**Dataset records on visual material:**
----------
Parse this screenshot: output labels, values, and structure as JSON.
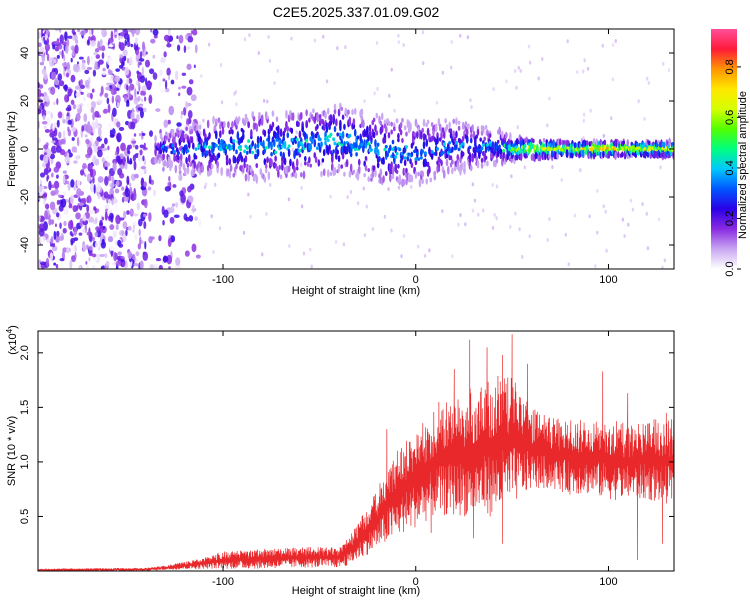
{
  "page": {
    "title": "C2E5.2025.337.01.09.G02"
  },
  "colorbar": {
    "label": "Normalized spectral amplitude",
    "ticks": [
      0.0,
      0.2,
      0.4,
      0.6,
      0.8
    ],
    "tick_labels": [
      "0.0",
      "0.2",
      "0.4",
      "0.6",
      "0.8"
    ],
    "stops": [
      "#ffffff",
      "#c9a6f2",
      "#8a2be2",
      "#2a00e6",
      "#0055ff",
      "#00c8ff",
      "#00ff7f",
      "#52ff00",
      "#d6ff00",
      "#ffe600",
      "#ff9500",
      "#ff1a3a",
      "#ff4f9a"
    ]
  },
  "chart_data": [
    {
      "type": "heatmap",
      "title": "C2E5.2025.337.01.09.G02",
      "xlabel": "Height of straight line (km)",
      "ylabel": "Frequency (Hz)",
      "xlim": [
        -196,
        134
      ],
      "ylim": [
        -50,
        50
      ],
      "xticks": [
        -100,
        0,
        100
      ],
      "xtick_labels": [
        "-100",
        "0",
        "100"
      ],
      "yticks": [
        -40,
        -20,
        0,
        20,
        40
      ],
      "ytick_labels": [
        "-40",
        "-20",
        "0",
        "20",
        "40"
      ],
      "signal_band": [
        {
          "x": -135,
          "center": 0,
          "halfwidth": 5,
          "amp": 0.25
        },
        {
          "x": -120,
          "center": 0,
          "halfwidth": 10,
          "amp": 0.3
        },
        {
          "x": -100,
          "center": 1,
          "halfwidth": 12,
          "amp": 0.35
        },
        {
          "x": -80,
          "center": 1,
          "halfwidth": 14,
          "amp": 0.35
        },
        {
          "x": -60,
          "center": 2,
          "halfwidth": 14,
          "amp": 0.35
        },
        {
          "x": -40,
          "center": 4,
          "halfwidth": 14,
          "amp": 0.38
        },
        {
          "x": -20,
          "center": 0,
          "halfwidth": 14,
          "amp": 0.35
        },
        {
          "x": 0,
          "center": -2,
          "halfwidth": 13,
          "amp": 0.3
        },
        {
          "x": 20,
          "center": 1,
          "halfwidth": 11,
          "amp": 0.3
        },
        {
          "x": 40,
          "center": 1,
          "halfwidth": 8,
          "amp": 0.3
        },
        {
          "x": 50,
          "center": 0,
          "halfwidth": 5,
          "amp": 0.45
        },
        {
          "x": 60,
          "center": 0,
          "halfwidth": 4,
          "amp": 0.65
        },
        {
          "x": 80,
          "center": 0,
          "halfwidth": 3,
          "amp": 0.55
        },
        {
          "x": 95,
          "center": 0,
          "halfwidth": 3,
          "amp": 0.8
        },
        {
          "x": 110,
          "center": 0,
          "halfwidth": 3,
          "amp": 0.6
        },
        {
          "x": 134,
          "center": 0,
          "halfwidth": 3,
          "amp": 0.6
        }
      ],
      "noise_region": {
        "x_from": -196,
        "x_to": -112,
        "amp": 0.15
      },
      "colorbar_range": [
        0,
        0.95
      ]
    },
    {
      "type": "line",
      "xlabel": "Height of straight line (km)",
      "ylabel": "SNR (10 * v/v)",
      "y_multiplier": "(x10",
      "y_multiplier_exp": "4",
      "y_multiplier_close": ")",
      "xlim": [
        -196,
        134
      ],
      "ylim": [
        0,
        2.2
      ],
      "xticks": [
        -100,
        0,
        100
      ],
      "xtick_labels": [
        "-100",
        "0",
        "100"
      ],
      "yticks": [
        0.5,
        1.0,
        1.5,
        2.0
      ],
      "ytick_labels": [
        "0.5",
        "1.0",
        "1.5",
        "2.0"
      ],
      "color": "#e8282a",
      "series": [
        {
          "envelope": [
            {
              "x": -196,
              "min": 0.0,
              "max": 0.02
            },
            {
              "x": -140,
              "min": 0.0,
              "max": 0.03
            },
            {
              "x": -130,
              "min": 0.01,
              "max": 0.05
            },
            {
              "x": -110,
              "min": 0.02,
              "max": 0.12
            },
            {
              "x": -100,
              "min": 0.02,
              "max": 0.18
            },
            {
              "x": -80,
              "min": 0.02,
              "max": 0.2
            },
            {
              "x": -60,
              "min": 0.03,
              "max": 0.22
            },
            {
              "x": -40,
              "min": 0.03,
              "max": 0.22
            },
            {
              "x": -35,
              "min": 0.05,
              "max": 0.3
            },
            {
              "x": -30,
              "min": 0.1,
              "max": 0.45
            },
            {
              "x": -25,
              "min": 0.15,
              "max": 0.6
            },
            {
              "x": -20,
              "min": 0.2,
              "max": 0.75
            },
            {
              "x": -15,
              "min": 0.25,
              "max": 0.95
            },
            {
              "x": -10,
              "min": 0.3,
              "max": 1.1
            },
            {
              "x": 0,
              "min": 0.4,
              "max": 1.3
            },
            {
              "x": 10,
              "min": 0.5,
              "max": 1.5
            },
            {
              "x": 20,
              "min": 0.5,
              "max": 1.6
            },
            {
              "x": 30,
              "min": 0.5,
              "max": 1.7
            },
            {
              "x": 40,
              "min": 0.5,
              "max": 1.8
            },
            {
              "x": 50,
              "min": 0.6,
              "max": 1.8
            },
            {
              "x": 60,
              "min": 0.75,
              "max": 1.5
            },
            {
              "x": 70,
              "min": 0.75,
              "max": 1.4
            },
            {
              "x": 80,
              "min": 0.7,
              "max": 1.4
            },
            {
              "x": 90,
              "min": 0.7,
              "max": 1.4
            },
            {
              "x": 100,
              "min": 0.65,
              "max": 1.4
            },
            {
              "x": 110,
              "min": 0.65,
              "max": 1.35
            },
            {
              "x": 120,
              "min": 0.65,
              "max": 1.4
            },
            {
              "x": 134,
              "min": 0.6,
              "max": 1.4
            }
          ],
          "peaks": [
            {
              "x": 50,
              "y": 2.17
            },
            {
              "x": 28,
              "y": 2.12
            },
            {
              "x": 37,
              "y": 2.05
            },
            {
              "x": 45,
              "y": 1.98
            },
            {
              "x": 58,
              "y": 1.9
            },
            {
              "x": 97,
              "y": 1.83
            },
            {
              "x": 110,
              "y": 1.63
            },
            {
              "x": 20,
              "y": 1.85
            },
            {
              "x": -15,
              "y": 1.3
            },
            {
              "x": 12,
              "y": 1.55
            },
            {
              "x": 130,
              "y": 1.45
            }
          ],
          "troughs": [
            {
              "x": 30,
              "y": 0.3
            },
            {
              "x": 45,
              "y": 0.25
            },
            {
              "x": 115,
              "y": 0.1
            },
            {
              "x": 128,
              "y": 0.25
            },
            {
              "x": 8,
              "y": 0.35
            }
          ]
        }
      ]
    }
  ]
}
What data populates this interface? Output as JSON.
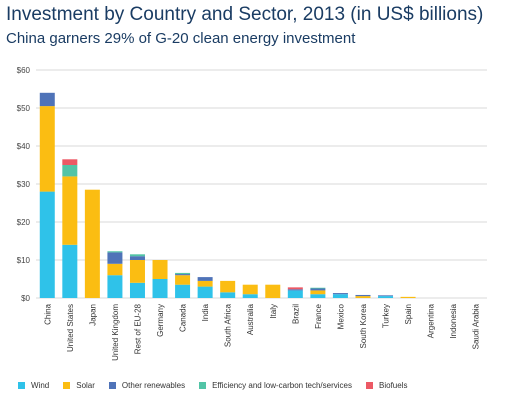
----------
**SET TASK:** Repeat the data exactly in full, omitting its pictures.

**CORRECT RESPONSE:**
Parse this screenshot: output labels, values, and structure as JSON.
{
  "page": {
    "title": "C2E5.2025.337.01.09.G02"
  },
  "colorbar": {
    "label": "Normalized spectral amplitude",
    "ticks": [
      0.0,
      0.2,
      0.4,
      0.6,
      0.8
    ],
    "tick_labels": [
      "0.0",
      "0.2",
      "0.4",
      "0.6",
      "0.8"
    ],
    "stops": [
      "#ffffff",
      "#c9a6f2",
      "#8a2be2",
      "#2a00e6",
      "#0055ff",
      "#00c8ff",
      "#00ff7f",
      "#52ff00",
      "#d6ff00",
      "#ffe600",
      "#ff9500",
      "#ff1a3a",
      "#ff4f9a"
    ]
  },
  "chart_data": [
    {
      "type": "heatmap",
      "title": "C2E5.2025.337.01.09.G02",
      "xlabel": "Height of straight line (km)",
      "ylabel": "Frequency (Hz)",
      "xlim": [
        -196,
        134
      ],
      "ylim": [
        -50,
        50
      ],
      "xticks": [
        -100,
        0,
        100
      ],
      "xtick_labels": [
        "-100",
        "0",
        "100"
      ],
      "yticks": [
        -40,
        -20,
        0,
        20,
        40
      ],
      "ytick_labels": [
        "-40",
        "-20",
        "0",
        "20",
        "40"
      ],
      "signal_band": [
        {
          "x": -135,
          "center": 0,
          "halfwidth": 5,
          "amp": 0.25
        },
        {
          "x": -120,
          "center": 0,
          "halfwidth": 10,
          "amp": 0.3
        },
        {
          "x": -100,
          "center": 1,
          "halfwidth": 12,
          "amp": 0.35
        },
        {
          "x": -80,
          "center": 1,
          "halfwidth": 14,
          "amp": 0.35
        },
        {
          "x": -60,
          "center": 2,
          "halfwidth": 14,
          "amp": 0.35
        },
        {
          "x": -40,
          "center": 4,
          "halfwidth": 14,
          "amp": 0.38
        },
        {
          "x": -20,
          "center": 0,
          "halfwidth": 14,
          "amp": 0.35
        },
        {
          "x": 0,
          "center": -2,
          "halfwidth": 13,
          "amp": 0.3
        },
        {
          "x": 20,
          "center": 1,
          "halfwidth": 11,
          "amp": 0.3
        },
        {
          "x": 40,
          "center": 1,
          "halfwidth": 8,
          "amp": 0.3
        },
        {
          "x": 50,
          "center": 0,
          "halfwidth": 5,
          "amp": 0.45
        },
        {
          "x": 60,
          "center": 0,
          "halfwidth": 4,
          "amp": 0.65
        },
        {
          "x": 80,
          "center": 0,
          "halfwidth": 3,
          "amp": 0.55
        },
        {
          "x": 95,
          "center": 0,
          "halfwidth": 3,
          "amp": 0.8
        },
        {
          "x": 110,
          "center": 0,
          "halfwidth": 3,
          "amp": 0.6
        },
        {
          "x": 134,
          "center": 0,
          "halfwidth": 3,
          "amp": 0.6
        }
      ],
      "noise_region": {
        "x_from": -196,
        "x_to": -112,
        "amp": 0.15
      },
      "colorbar_range": [
        0,
        0.95
      ]
    },
    {
      "type": "line",
      "xlabel": "Height of straight line (km)",
      "ylabel": "SNR (10 * v/v)",
      "y_multiplier": "(x10",
      "y_multiplier_exp": "4",
      "y_multiplier_close": ")",
      "xlim": [
        -196,
        134
      ],
      "ylim": [
        0,
        2.2
      ],
      "xticks": [
        -100,
        0,
        100
      ],
      "xtick_labels": [
        "-100",
        "0",
        "100"
      ],
      "yticks": [
        0.5,
        1.0,
        1.5,
        2.0
      ],
      "ytick_labels": [
        "0.5",
        "1.0",
        "1.5",
        "2.0"
      ],
      "color": "#e8282a",
      "series": [
        {
          "envelope": [
            {
              "x": -196,
              "min": 0.0,
              "max": 0.02
            },
            {
              "x": -140,
              "min": 0.0,
              "max": 0.03
            },
            {
              "x": -130,
              "min": 0.01,
              "max": 0.05
            },
            {
              "x": -110,
              "min": 0.02,
              "max": 0.12
            },
            {
              "x": -100,
              "min": 0.02,
              "max": 0.18
            },
            {
              "x": -80,
              "min": 0.02,
              "max": 0.2
            },
            {
              "x": -60,
              "min": 0.03,
              "max": 0.22
            },
            {
              "x": -40,
              "min": 0.03,
              "max": 0.22
            },
            {
              "x": -35,
              "min": 0.05,
              "max": 0.3
            },
            {
              "x": -30,
              "min": 0.1,
              "max": 0.45
            },
            {
              "x": -25,
              "min": 0.15,
              "max": 0.6
            },
            {
              "x": -20,
              "min": 0.2,
              "max": 0.75
            },
            {
              "x": -15,
              "min": 0.25,
              "max": 0.95
            },
            {
              "x": -10,
              "min": 0.3,
              "max": 1.1
            },
            {
              "x": 0,
              "min": 0.4,
              "max": 1.3
            },
            {
              "x": 10,
              "min": 0.5,
              "max": 1.5
            },
            {
              "x": 20,
              "min": 0.5,
              "max": 1.6
            },
            {
              "x": 30,
              "min": 0.5,
              "max": 1.7
            },
            {
              "x": 40,
              "min": 0.5,
              "max": 1.8
            },
            {
              "x": 50,
              "min": 0.6,
              "max": 1.8
            },
            {
              "x": 60,
              "min": 0.75,
              "max": 1.5
            },
            {
              "x": 70,
              "min": 0.75,
              "max": 1.4
            },
            {
              "x": 80,
              "min": 0.7,
              "max": 1.4
            },
            {
              "x": 90,
              "min": 0.7,
              "max": 1.4
            },
            {
              "x": 100,
              "min": 0.65,
              "max": 1.4
            },
            {
              "x": 110,
              "min": 0.65,
              "max": 1.35
            },
            {
              "x": 120,
              "min": 0.65,
              "max": 1.4
            },
            {
              "x": 134,
              "min": 0.6,
              "max": 1.4
            }
          ],
          "peaks": [
            {
              "x": 50,
              "y": 2.17
            },
            {
              "x": 28,
              "y": 2.12
            },
            {
              "x": 37,
              "y": 2.05
            },
            {
              "x": 45,
              "y": 1.98
            },
            {
              "x": 58,
              "y": 1.9
            },
            {
              "x": 97,
              "y": 1.83
            },
            {
              "x": 110,
              "y": 1.63
            },
            {
              "x": 20,
              "y": 1.85
            },
            {
              "x": -15,
              "y": 1.3
            },
            {
              "x": 12,
              "y": 1.55
            },
            {
              "x": 130,
              "y": 1.45
            }
          ],
          "troughs": [
            {
              "x": 30,
              "y": 0.3
            },
            {
              "x": 45,
              "y": 0.25
            },
            {
              "x": 115,
              "y": 0.1
            },
            {
              "x": 128,
              "y": 0.25
            },
            {
              "x": 8,
              "y": 0.35
            }
          ]
        }
      ]
    }
  ]
}
What data populates this interface? Output as JSON.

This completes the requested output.